(Figure contents as structured data)
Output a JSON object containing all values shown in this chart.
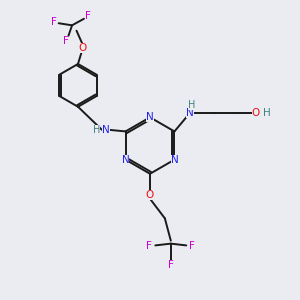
{
  "background_color": "#ebebf2",
  "bond_color": "#1a1a1a",
  "N_color": "#2020ee",
  "O_color": "#ee1010",
  "F_color": "#cc00cc",
  "H_color": "#408080",
  "figsize": [
    3.0,
    3.0
  ],
  "dpi": 100,
  "xlim": [
    0,
    10
  ],
  "ylim": [
    0,
    10
  ]
}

TASK REQUIREMENTS:
Each record above should come back exactly the same, only without its pictures.

TASK RESPONSE:
Output a JSON object containing all values shown in this chart.
{
  "background_color": "#ebebf2",
  "bond_color": "#1a1a1a",
  "N_color": "#2020ee",
  "O_color": "#ee1010",
  "F_color": "#cc00cc",
  "H_color": "#408080",
  "figsize": [
    3.0,
    3.0
  ],
  "dpi": 100,
  "xlim": [
    0,
    10
  ],
  "ylim": [
    0,
    10
  ]
}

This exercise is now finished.